→ **WRITTEN EXERCISE**
Give a verbatim copy of the lines below, minus the pictures.

= = =

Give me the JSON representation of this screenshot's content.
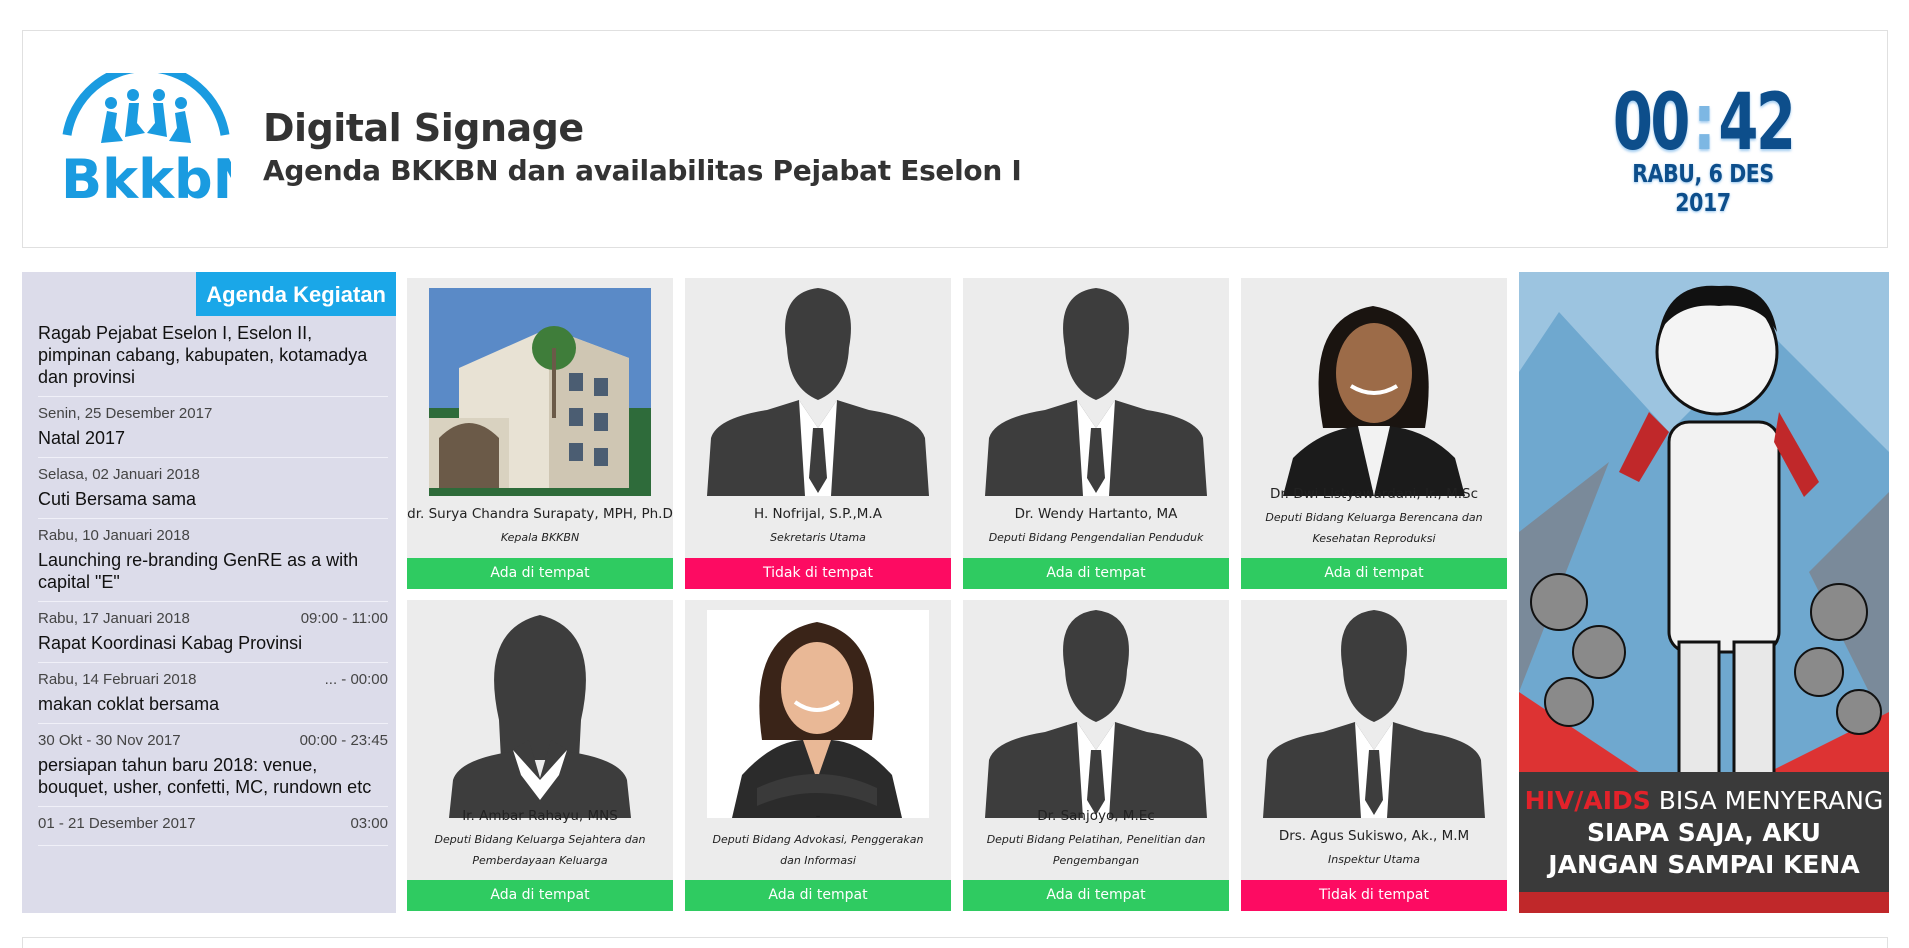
{
  "header": {
    "logo_text": "BkkbN",
    "title": "Digital Signage",
    "subtitle": "Agenda BKKBN dan availabilitas Pejabat Eselon I",
    "clock_hours": "00",
    "clock_sep": ":",
    "clock_minutes": "42",
    "date": "RABU, 6 DES 2017"
  },
  "agenda": {
    "header": "Agenda Kegiatan",
    "items": [
      {
        "date": "",
        "time": "",
        "title": "Ragab Pejabat Eselon I, Eselon II, pimpinan cabang, kabupaten, kotamadya dan provinsi"
      },
      {
        "date": "Senin, 25 Desember 2017",
        "time": "",
        "title": "Natal 2017"
      },
      {
        "date": "Selasa, 02 Januari 2018",
        "time": "",
        "title": "Cuti  Bersama sama"
      },
      {
        "date": "Rabu, 10 Januari 2018",
        "time": "",
        "title": "Launching re-branding GenRE as a with capital \"E\""
      },
      {
        "date": "Rabu, 17 Januari 2018",
        "time": "09:00 - 11:00",
        "title": "Rapat Koordinasi Kabag Provinsi"
      },
      {
        "date": "Rabu, 14 Februari 2018",
        "time": "... - 00:00",
        "title": "makan coklat bersama"
      },
      {
        "date": "30 Okt - 30 Nov 2017",
        "time": "00:00 - 23:45",
        "title": "persiapan tahun baru 2018: venue, bouquet, usher, confetti, MC, rundown etc"
      },
      {
        "date": "01 - 21 Desember 2017",
        "time": "03:00",
        "title": ""
      }
    ]
  },
  "officials": [
    {
      "name": "dr. Surya Chandra Surapaty, MPH, Ph.D",
      "role": "Kepala BKKBN",
      "status": "Ada di tempat",
      "photo": "building-photo"
    },
    {
      "name": "H. Nofrijal, S.P.,M.A",
      "role": "Sekretaris Utama",
      "status": "Tidak di tempat",
      "photo": "male-silhouette"
    },
    {
      "name": "Dr. Wendy Hartanto, MA",
      "role": "Deputi Bidang Pengendalian Penduduk",
      "status": "Ada di tempat",
      "photo": "male-silhouette"
    },
    {
      "name": "Dr. Dwi Listyawardani, Ir., M.Sc",
      "role": "Deputi Bidang Keluarga Berencana dan Kesehatan Reproduksi",
      "status": "Ada di tempat",
      "photo": "female-portrait"
    },
    {
      "name": "Ir. Ambar Rahayu, MNS",
      "role": "Deputi Bidang Keluarga Sejahtera dan Pemberdayaan Keluarga",
      "status": "Ada di tempat",
      "photo": "female-silhouette"
    },
    {
      "name": "-",
      "role": "Deputi Bidang Advokasi, Penggerakan dan Informasi",
      "status": "Ada di tempat",
      "photo": "female-portrait-2"
    },
    {
      "name": "Dr. Sanjoyo, M.Ec",
      "role": "Deputi Bidang Pelatihan, Penelitian dan Pengembangan",
      "status": "Ada di tempat",
      "photo": "male-silhouette"
    },
    {
      "name": "Drs. Agus Sukiswo, Ak., M.M",
      "role": "Inspektur Utama",
      "status": "Tidak di tempat",
      "photo": "male-silhouette"
    }
  ],
  "poster": {
    "line1_red": "HIV/AIDS",
    "line1_rest": " BISA MENYERANG",
    "line2": "SIAPA SAJA, AKU",
    "line3": "JANGAN SAMPAI KENA"
  },
  "colors": {
    "status_present": "#2fcb61",
    "status_absent": "#fd0b62",
    "agenda_header": "#1aa7e8",
    "clock": "#0d4e8b"
  }
}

= = =

→ **RESPONSE TO THE EXERCISE**
Give me the JSON representation of this screenshot's content.
{
  "header": {
    "logo_text": "BkkbN",
    "title": "Digital Signage",
    "subtitle": "Agenda BKKBN dan availabilitas Pejabat Eselon I",
    "clock_hours": "00",
    "clock_sep": ":",
    "clock_minutes": "42",
    "date": "RABU, 6 DES 2017"
  },
  "agenda": {
    "header": "Agenda Kegiatan",
    "items": [
      {
        "date": "",
        "time": "",
        "title": "Ragab Pejabat Eselon I, Eselon II, pimpinan cabang, kabupaten, kotamadya dan provinsi"
      },
      {
        "date": "Senin, 25 Desember 2017",
        "time": "",
        "title": "Natal 2017"
      },
      {
        "date": "Selasa, 02 Januari 2018",
        "time": "",
        "title": "Cuti  Bersama sama"
      },
      {
        "date": "Rabu, 10 Januari 2018",
        "time": "",
        "title": "Launching re-branding GenRE as a with capital \"E\""
      },
      {
        "date": "Rabu, 17 Januari 2018",
        "time": "09:00 - 11:00",
        "title": "Rapat Koordinasi Kabag Provinsi"
      },
      {
        "date": "Rabu, 14 Februari 2018",
        "time": "... - 00:00",
        "title": "makan coklat bersama"
      },
      {
        "date": "30 Okt - 30 Nov 2017",
        "time": "00:00 - 23:45",
        "title": "persiapan tahun baru 2018: venue, bouquet, usher, confetti, MC, rundown etc"
      },
      {
        "date": "01 - 21 Desember 2017",
        "time": "03:00",
        "title": ""
      }
    ]
  },
  "officials": [
    {
      "name": "dr. Surya Chandra Surapaty, MPH, Ph.D",
      "role": "Kepala BKKBN",
      "status": "Ada di tempat",
      "photo": "building-photo"
    },
    {
      "name": "H. Nofrijal, S.P.,M.A",
      "role": "Sekretaris Utama",
      "status": "Tidak di tempat",
      "photo": "male-silhouette"
    },
    {
      "name": "Dr. Wendy Hartanto, MA",
      "role": "Deputi Bidang Pengendalian Penduduk",
      "status": "Ada di tempat",
      "photo": "male-silhouette"
    },
    {
      "name": "Dr. Dwi Listyawardani, Ir., M.Sc",
      "role": "Deputi Bidang Keluarga Berencana dan Kesehatan Reproduksi",
      "status": "Ada di tempat",
      "photo": "female-portrait"
    },
    {
      "name": "Ir. Ambar Rahayu, MNS",
      "role": "Deputi Bidang Keluarga Sejahtera dan Pemberdayaan Keluarga",
      "status": "Ada di tempat",
      "photo": "female-silhouette"
    },
    {
      "name": "-",
      "role": "Deputi Bidang Advokasi, Penggerakan dan Informasi",
      "status": "Ada di tempat",
      "photo": "female-portrait-2"
    },
    {
      "name": "Dr. Sanjoyo, M.Ec",
      "role": "Deputi Bidang Pelatihan, Penelitian dan Pengembangan",
      "status": "Ada di tempat",
      "photo": "male-silhouette"
    },
    {
      "name": "Drs. Agus Sukiswo, Ak., M.M",
      "role": "Inspektur Utama",
      "status": "Tidak di tempat",
      "photo": "male-silhouette"
    }
  ],
  "poster": {
    "line1_red": "HIV/AIDS",
    "line1_rest": " BISA MENYERANG",
    "line2": "SIAPA SAJA, AKU",
    "line3": "JANGAN SAMPAI KENA"
  },
  "colors": {
    "status_present": "#2fcb61",
    "status_absent": "#fd0b62",
    "agenda_header": "#1aa7e8",
    "clock": "#0d4e8b"
  }
}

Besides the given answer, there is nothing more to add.